Every entry below should be transcribed exactly; pictures stay out of the copy.
- - - - - - -
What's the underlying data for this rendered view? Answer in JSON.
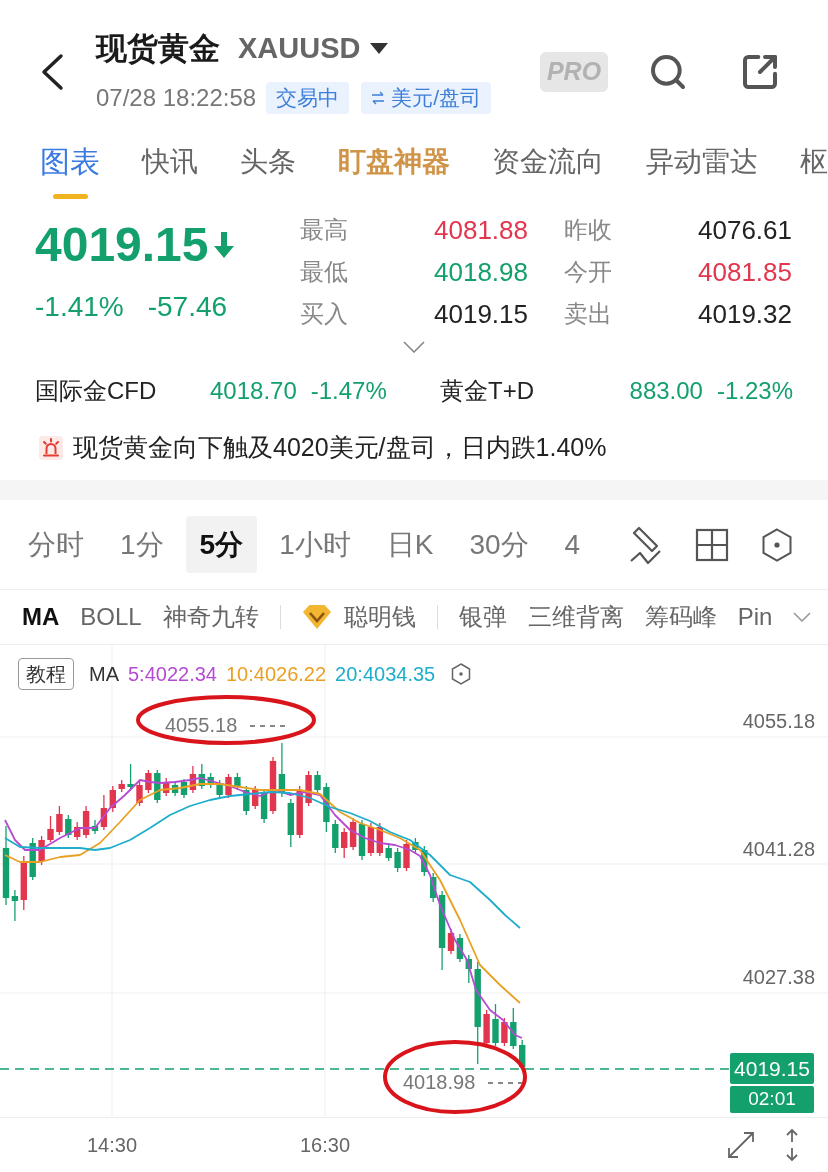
{
  "header": {
    "title": "现货黄金",
    "symbol": "XAUUSD",
    "timestamp": "07/28 18:22:58",
    "badges": [
      {
        "label": "交易中",
        "kind": "status"
      },
      {
        "label": "美元/盘司",
        "kind": "unit"
      }
    ],
    "pro_label": "PRO"
  },
  "tabs": [
    {
      "label": "图表",
      "kind": "plain",
      "selected": true
    },
    {
      "label": "快讯",
      "kind": "plain",
      "selected": false
    },
    {
      "label": "头条",
      "kind": "plain",
      "selected": false
    },
    {
      "label": "盯盘神器",
      "kind": "featured",
      "selected": false
    },
    {
      "label": "资金流向",
      "kind": "plain",
      "selected": false
    },
    {
      "label": "异动雷达",
      "kind": "plain",
      "selected": false
    },
    {
      "label": "枢",
      "kind": "plain",
      "selected": false
    }
  ],
  "quote": {
    "price": "4019.15",
    "falling": true,
    "change_percent": "-1.41%",
    "change": "-57.46",
    "stats": [
      {
        "label": "最高",
        "value": "4081.88",
        "color": "#e2364f"
      },
      {
        "label": "昨收",
        "value": "4076.61",
        "color": "#222222"
      },
      {
        "label": "最低",
        "value": "4018.98",
        "color": "#14a06c"
      },
      {
        "label": "今开",
        "value": "4081.85",
        "color": "#e2364f"
      },
      {
        "label": "买入",
        "value": "4019.15",
        "color": "#222222"
      },
      {
        "label": "卖出",
        "value": "4019.32",
        "color": "#222222"
      }
    ]
  },
  "related": [
    {
      "name": "国际金CFD",
      "price": "4018.70",
      "change": "-1.47%",
      "color": "#14a06c"
    },
    {
      "name": "黄金T+D",
      "price": "883.00",
      "change": "-1.23%",
      "color": "#14a06c"
    }
  ],
  "alert": {
    "text": "现货黄金向下触及4020美元/盘司，日内跌1.40%"
  },
  "intervals": [
    {
      "label": "分时",
      "selected": false
    },
    {
      "label": "1分",
      "selected": false
    },
    {
      "label": "5分",
      "selected": true
    },
    {
      "label": "1小时",
      "selected": false
    },
    {
      "label": "日K",
      "selected": false
    },
    {
      "label": "30分",
      "selected": false
    },
    {
      "label": "4",
      "selected": false
    }
  ],
  "indicators": [
    {
      "label": "MA",
      "kind": "basic",
      "selected": true
    },
    {
      "label": "BOLL",
      "kind": "basic",
      "selected": false
    },
    {
      "label": "神奇九转",
      "kind": "basic",
      "selected": false
    },
    {
      "label": "聪明钱",
      "kind": "premium",
      "selected": false
    },
    {
      "label": "银弹",
      "kind": "basic",
      "selected": false
    },
    {
      "label": "三维背离",
      "kind": "basic",
      "selected": false
    },
    {
      "label": "筹码峰",
      "kind": "basic",
      "selected": false
    },
    {
      "label": "Pin",
      "kind": "basic",
      "selected": false
    }
  ],
  "chart": {
    "tutorial_label": "教程",
    "ma_label": "MA",
    "ma_values": [
      {
        "text": "5:4022.34",
        "color": "#b64bd2"
      },
      {
        "text": "10:4026.22",
        "color": "#e9a023"
      },
      {
        "text": "20:4034.35",
        "color": "#1eaecb"
      }
    ],
    "y_labels": [
      "4055.18",
      "4041.28",
      "4027.38"
    ],
    "high_marker": "4055.18",
    "low_marker": "4018.98",
    "last_price": "4019.15",
    "countdown": "02:01",
    "x_labels": [
      "14:30",
      "16:30"
    ]
  }
}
- - - - - - -
-- Exercise result --
What's the underlying data for this rendered view? Answer in JSON.
{
  "header": {
    "title": "现货黄金",
    "symbol": "XAUUSD",
    "timestamp": "07/28 18:22:58",
    "badges": [
      {
        "label": "交易中",
        "kind": "status"
      },
      {
        "label": "美元/盘司",
        "kind": "unit"
      }
    ],
    "pro_label": "PRO"
  },
  "tabs": [
    {
      "label": "图表",
      "kind": "plain",
      "selected": true
    },
    {
      "label": "快讯",
      "kind": "plain",
      "selected": false
    },
    {
      "label": "头条",
      "kind": "plain",
      "selected": false
    },
    {
      "label": "盯盘神器",
      "kind": "featured",
      "selected": false
    },
    {
      "label": "资金流向",
      "kind": "plain",
      "selected": false
    },
    {
      "label": "异动雷达",
      "kind": "plain",
      "selected": false
    },
    {
      "label": "枢",
      "kind": "plain",
      "selected": false
    }
  ],
  "quote": {
    "price": "4019.15",
    "falling": true,
    "change_percent": "-1.41%",
    "change": "-57.46",
    "stats": [
      {
        "label": "最高",
        "value": "4081.88",
        "color": "#e2364f"
      },
      {
        "label": "昨收",
        "value": "4076.61",
        "color": "#222222"
      },
      {
        "label": "最低",
        "value": "4018.98",
        "color": "#14a06c"
      },
      {
        "label": "今开",
        "value": "4081.85",
        "color": "#e2364f"
      },
      {
        "label": "买入",
        "value": "4019.15",
        "color": "#222222"
      },
      {
        "label": "卖出",
        "value": "4019.32",
        "color": "#222222"
      }
    ]
  },
  "related": [
    {
      "name": "国际金CFD",
      "price": "4018.70",
      "change": "-1.47%",
      "color": "#14a06c"
    },
    {
      "name": "黄金T+D",
      "price": "883.00",
      "change": "-1.23%",
      "color": "#14a06c"
    }
  ],
  "alert": {
    "text": "现货黄金向下触及4020美元/盘司，日内跌1.40%"
  },
  "intervals": [
    {
      "label": "分时",
      "selected": false
    },
    {
      "label": "1分",
      "selected": false
    },
    {
      "label": "5分",
      "selected": true
    },
    {
      "label": "1小时",
      "selected": false
    },
    {
      "label": "日K",
      "selected": false
    },
    {
      "label": "30分",
      "selected": false
    },
    {
      "label": "4",
      "selected": false
    }
  ],
  "indicators": [
    {
      "label": "MA",
      "kind": "basic",
      "selected": true
    },
    {
      "label": "BOLL",
      "kind": "basic",
      "selected": false
    },
    {
      "label": "神奇九转",
      "kind": "basic",
      "selected": false
    },
    {
      "label": "聪明钱",
      "kind": "premium",
      "selected": false
    },
    {
      "label": "银弹",
      "kind": "basic",
      "selected": false
    },
    {
      "label": "三维背离",
      "kind": "basic",
      "selected": false
    },
    {
      "label": "筹码峰",
      "kind": "basic",
      "selected": false
    },
    {
      "label": "Pin",
      "kind": "basic",
      "selected": false
    }
  ],
  "chart": {
    "tutorial_label": "教程",
    "ma_label": "MA",
    "ma_values": [
      {
        "text": "5:4022.34",
        "color": "#b64bd2"
      },
      {
        "text": "10:4026.22",
        "color": "#e9a023"
      },
      {
        "text": "20:4034.35",
        "color": "#1eaecb"
      }
    ],
    "y_labels": [
      "4055.18",
      "4041.28",
      "4027.38"
    ],
    "high_marker": "4055.18",
    "low_marker": "4018.98",
    "last_price": "4019.15",
    "countdown": "02:01",
    "x_labels": [
      "14:30",
      "16:30"
    ]
  }
}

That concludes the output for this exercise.